[Record archiviati]

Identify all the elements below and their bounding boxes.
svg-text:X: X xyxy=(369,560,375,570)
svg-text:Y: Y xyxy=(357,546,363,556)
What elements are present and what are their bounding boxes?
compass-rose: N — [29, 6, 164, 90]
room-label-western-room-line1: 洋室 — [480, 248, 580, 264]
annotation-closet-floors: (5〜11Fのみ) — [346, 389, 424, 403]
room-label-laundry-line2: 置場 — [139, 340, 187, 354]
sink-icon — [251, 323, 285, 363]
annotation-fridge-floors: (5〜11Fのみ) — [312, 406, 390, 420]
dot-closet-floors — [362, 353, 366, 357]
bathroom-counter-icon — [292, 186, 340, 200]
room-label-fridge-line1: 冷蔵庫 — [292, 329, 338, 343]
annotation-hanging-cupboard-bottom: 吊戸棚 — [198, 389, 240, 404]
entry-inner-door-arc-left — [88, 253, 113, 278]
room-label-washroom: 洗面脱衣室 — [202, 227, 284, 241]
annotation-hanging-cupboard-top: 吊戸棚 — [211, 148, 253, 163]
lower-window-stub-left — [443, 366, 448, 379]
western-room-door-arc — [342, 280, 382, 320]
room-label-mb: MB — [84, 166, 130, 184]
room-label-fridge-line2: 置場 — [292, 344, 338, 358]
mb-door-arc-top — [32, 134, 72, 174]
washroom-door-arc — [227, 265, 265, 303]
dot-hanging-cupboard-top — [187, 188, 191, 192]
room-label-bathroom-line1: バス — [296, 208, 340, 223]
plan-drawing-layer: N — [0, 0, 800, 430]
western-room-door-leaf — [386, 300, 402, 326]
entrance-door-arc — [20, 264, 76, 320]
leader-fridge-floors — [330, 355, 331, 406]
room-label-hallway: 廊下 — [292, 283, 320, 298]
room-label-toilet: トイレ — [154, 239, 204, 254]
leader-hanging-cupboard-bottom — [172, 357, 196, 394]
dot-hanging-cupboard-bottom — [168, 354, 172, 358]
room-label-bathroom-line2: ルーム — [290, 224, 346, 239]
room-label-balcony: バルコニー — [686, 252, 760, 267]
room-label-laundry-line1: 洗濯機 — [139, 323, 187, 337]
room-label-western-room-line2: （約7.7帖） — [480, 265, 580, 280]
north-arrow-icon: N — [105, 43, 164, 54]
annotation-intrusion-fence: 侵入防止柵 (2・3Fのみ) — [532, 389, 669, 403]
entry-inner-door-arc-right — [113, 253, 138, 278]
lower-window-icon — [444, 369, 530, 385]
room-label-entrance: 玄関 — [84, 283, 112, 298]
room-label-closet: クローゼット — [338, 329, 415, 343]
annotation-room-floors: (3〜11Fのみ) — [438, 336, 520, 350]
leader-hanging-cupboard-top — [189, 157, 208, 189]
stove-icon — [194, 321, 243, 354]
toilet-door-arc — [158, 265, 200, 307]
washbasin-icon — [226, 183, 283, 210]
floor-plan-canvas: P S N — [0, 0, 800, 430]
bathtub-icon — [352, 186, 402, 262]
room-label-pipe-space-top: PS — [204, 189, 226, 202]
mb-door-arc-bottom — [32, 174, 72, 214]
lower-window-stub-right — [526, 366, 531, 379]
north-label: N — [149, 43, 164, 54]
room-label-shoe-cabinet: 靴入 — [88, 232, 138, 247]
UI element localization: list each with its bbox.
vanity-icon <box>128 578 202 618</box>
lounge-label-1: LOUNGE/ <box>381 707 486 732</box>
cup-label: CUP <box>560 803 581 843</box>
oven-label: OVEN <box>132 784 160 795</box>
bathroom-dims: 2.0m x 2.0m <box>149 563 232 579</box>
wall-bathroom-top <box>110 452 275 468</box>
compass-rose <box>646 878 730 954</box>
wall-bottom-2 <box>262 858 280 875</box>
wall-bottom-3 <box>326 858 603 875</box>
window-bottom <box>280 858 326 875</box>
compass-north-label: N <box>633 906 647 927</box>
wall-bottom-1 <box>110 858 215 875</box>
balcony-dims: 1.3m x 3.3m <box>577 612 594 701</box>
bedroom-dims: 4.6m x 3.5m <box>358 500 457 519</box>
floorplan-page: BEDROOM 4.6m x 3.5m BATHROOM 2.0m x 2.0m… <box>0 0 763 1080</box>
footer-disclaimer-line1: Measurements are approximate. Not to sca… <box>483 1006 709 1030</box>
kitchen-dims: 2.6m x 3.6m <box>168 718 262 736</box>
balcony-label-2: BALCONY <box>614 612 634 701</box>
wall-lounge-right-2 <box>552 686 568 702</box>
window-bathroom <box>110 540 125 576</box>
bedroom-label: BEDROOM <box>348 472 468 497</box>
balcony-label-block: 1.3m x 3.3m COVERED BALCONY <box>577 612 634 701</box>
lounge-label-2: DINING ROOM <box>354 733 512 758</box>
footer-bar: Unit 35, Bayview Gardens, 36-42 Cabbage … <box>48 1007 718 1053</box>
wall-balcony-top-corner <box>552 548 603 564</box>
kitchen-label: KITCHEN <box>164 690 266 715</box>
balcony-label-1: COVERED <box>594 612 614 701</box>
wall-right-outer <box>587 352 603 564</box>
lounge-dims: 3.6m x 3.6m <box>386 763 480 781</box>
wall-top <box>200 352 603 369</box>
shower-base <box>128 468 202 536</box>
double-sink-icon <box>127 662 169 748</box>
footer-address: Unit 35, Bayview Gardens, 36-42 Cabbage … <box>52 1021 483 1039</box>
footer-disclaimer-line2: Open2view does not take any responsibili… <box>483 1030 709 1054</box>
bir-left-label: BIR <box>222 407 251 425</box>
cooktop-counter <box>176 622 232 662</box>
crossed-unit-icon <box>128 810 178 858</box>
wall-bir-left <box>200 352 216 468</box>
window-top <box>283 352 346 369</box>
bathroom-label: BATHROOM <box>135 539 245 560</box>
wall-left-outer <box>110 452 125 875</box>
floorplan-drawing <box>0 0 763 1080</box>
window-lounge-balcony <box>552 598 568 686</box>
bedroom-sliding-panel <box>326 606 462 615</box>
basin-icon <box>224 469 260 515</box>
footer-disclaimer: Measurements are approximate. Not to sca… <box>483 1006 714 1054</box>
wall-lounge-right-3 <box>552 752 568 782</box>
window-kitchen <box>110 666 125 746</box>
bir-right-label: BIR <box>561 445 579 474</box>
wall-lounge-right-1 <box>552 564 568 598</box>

> **COMPITO DA SVOLGERE**
Nelle voci riportate sopra sostituisci "bounding boxes" con "enclosing boxes" e trascrivi di nuovo tutte le righe senza nessun'altra modifica.

> **RISPOSTA AL COMPITO**
Identify all the elements below and their enclosing boxes.
svg-text:X: X xyxy=(369,560,375,570)
svg-text:Y: Y xyxy=(357,546,363,556)
What elements are present and what are their enclosing boxes?
compass-rose: N — [29, 6, 164, 90]
room-label-western-room-line1: 洋室 — [480, 248, 580, 264]
annotation-closet-floors: (5〜11Fのみ) — [346, 389, 424, 403]
room-label-laundry-line2: 置場 — [139, 340, 187, 354]
sink-icon — [251, 323, 285, 363]
annotation-fridge-floors: (5〜11Fのみ) — [312, 406, 390, 420]
dot-closet-floors — [362, 353, 366, 357]
bathroom-counter-icon — [292, 186, 340, 200]
room-label-fridge-line1: 冷蔵庫 — [292, 329, 338, 343]
annotation-hanging-cupboard-bottom: 吊戸棚 — [198, 389, 240, 404]
entry-inner-door-arc-left — [88, 253, 113, 278]
room-label-washroom: 洗面脱衣室 — [202, 227, 284, 241]
annotation-hanging-cupboard-top: 吊戸棚 — [211, 148, 253, 163]
lower-window-stub-left — [443, 366, 448, 379]
western-room-door-arc — [342, 280, 382, 320]
room-label-mb: MB — [84, 166, 130, 184]
room-label-fridge-line2: 置場 — [292, 344, 338, 358]
mb-door-arc-top — [32, 134, 72, 174]
washroom-door-arc — [227, 265, 265, 303]
dot-hanging-cupboard-top — [187, 188, 191, 192]
room-label-bathroom-line1: バス — [296, 208, 340, 223]
plan-drawing-layer: N — [0, 0, 800, 430]
western-room-door-leaf — [386, 300, 402, 326]
entrance-door-arc — [20, 264, 76, 320]
leader-fridge-floors — [330, 355, 331, 406]
room-label-hallway: 廊下 — [292, 283, 320, 298]
room-label-toilet: トイレ — [154, 239, 204, 254]
leader-hanging-cupboard-bottom — [172, 357, 196, 394]
dot-hanging-cupboard-bottom — [168, 354, 172, 358]
room-label-bathroom-line2: ルーム — [290, 224, 346, 239]
room-label-balcony: バルコニー — [686, 252, 760, 267]
room-label-laundry-line1: 洗濯機 — [139, 323, 187, 337]
room-label-western-room-line2: （約7.7帖） — [480, 265, 580, 280]
north-arrow-icon: N — [105, 43, 164, 54]
annotation-intrusion-fence: 侵入防止柵 (2・3Fのみ) — [532, 389, 669, 403]
entry-inner-door-arc-right — [113, 253, 138, 278]
lower-window-icon — [444, 369, 530, 385]
room-label-entrance: 玄関 — [84, 283, 112, 298]
room-label-closet: クローゼット — [338, 329, 415, 343]
annotation-room-floors: (3〜11Fのみ) — [438, 336, 520, 350]
leader-hanging-cupboard-top — [189, 157, 208, 189]
stove-icon — [194, 321, 243, 354]
toilet-door-arc — [158, 265, 200, 307]
washbasin-icon — [226, 183, 283, 210]
floor-plan-canvas: P S N — [0, 0, 800, 430]
bathtub-icon — [352, 186, 402, 262]
room-label-pipe-space-top: PS — [204, 189, 226, 202]
mb-door-arc-bottom — [32, 174, 72, 214]
lower-window-stub-right — [526, 366, 531, 379]
north-label: N — [149, 43, 164, 54]
room-label-shoe-cabinet: 靴入 — [88, 232, 138, 247]
UI element localization: list each with its bbox.
vanity-icon <box>128 578 202 618</box>
lounge-label-1: LOUNGE/ <box>381 707 486 732</box>
cup-label: CUP <box>560 803 581 843</box>
oven-label: OVEN <box>132 784 160 795</box>
bathroom-dims: 2.0m x 2.0m <box>149 563 232 579</box>
wall-bathroom-top <box>110 452 275 468</box>
compass-rose <box>646 878 730 954</box>
wall-bottom-2 <box>262 858 280 875</box>
wall-bottom-3 <box>326 858 603 875</box>
window-bottom <box>280 858 326 875</box>
compass-north-label: N <box>633 906 647 927</box>
wall-bottom-1 <box>110 858 215 875</box>
balcony-dims: 1.3m x 3.3m <box>577 612 594 701</box>
bedroom-dims: 4.6m x 3.5m <box>358 500 457 519</box>
floorplan-page: BEDROOM 4.6m x 3.5m BATHROOM 2.0m x 2.0m… <box>0 0 763 1080</box>
footer-disclaimer-line1: Measurements are approximate. Not to sca… <box>483 1006 709 1030</box>
kitchen-dims: 2.6m x 3.6m <box>168 718 262 736</box>
balcony-label-2: BALCONY <box>614 612 634 701</box>
wall-lounge-right-2 <box>552 686 568 702</box>
window-bathroom <box>110 540 125 576</box>
bedroom-label: BEDROOM <box>348 472 468 497</box>
balcony-label-block: 1.3m x 3.3m COVERED BALCONY <box>577 612 634 701</box>
lounge-label-2: DINING ROOM <box>354 733 512 758</box>
footer-bar: Unit 35, Bayview Gardens, 36-42 Cabbage … <box>48 1007 718 1053</box>
wall-balcony-top-corner <box>552 548 603 564</box>
kitchen-label: KITCHEN <box>164 690 266 715</box>
balcony-label-1: COVERED <box>594 612 614 701</box>
wall-right-outer <box>587 352 603 564</box>
lounge-dims: 3.6m x 3.6m <box>386 763 480 781</box>
wall-top <box>200 352 603 369</box>
shower-base <box>128 468 202 536</box>
double-sink-icon <box>127 662 169 748</box>
footer-address: Unit 35, Bayview Gardens, 36-42 Cabbage … <box>52 1021 483 1039</box>
footer-disclaimer-line2: Open2view does not take any responsibili… <box>483 1030 709 1054</box>
bir-left-label: BIR <box>222 407 251 425</box>
cooktop-counter <box>176 622 232 662</box>
crossed-unit-icon <box>128 810 178 858</box>
wall-bir-left <box>200 352 216 468</box>
window-top <box>283 352 346 369</box>
bathroom-label: BATHROOM <box>135 539 245 560</box>
wall-left-outer <box>110 452 125 875</box>
floorplan-drawing <box>0 0 763 1080</box>
window-lounge-balcony <box>552 598 568 686</box>
bedroom-sliding-panel <box>326 606 462 615</box>
basin-icon <box>224 469 260 515</box>
footer-disclaimer: Measurements are approximate. Not to sca… <box>483 1006 714 1054</box>
wall-lounge-right-3 <box>552 752 568 782</box>
window-kitchen <box>110 666 125 746</box>
bir-right-label: BIR <box>561 445 579 474</box>
wall-lounge-right-1 <box>552 564 568 598</box>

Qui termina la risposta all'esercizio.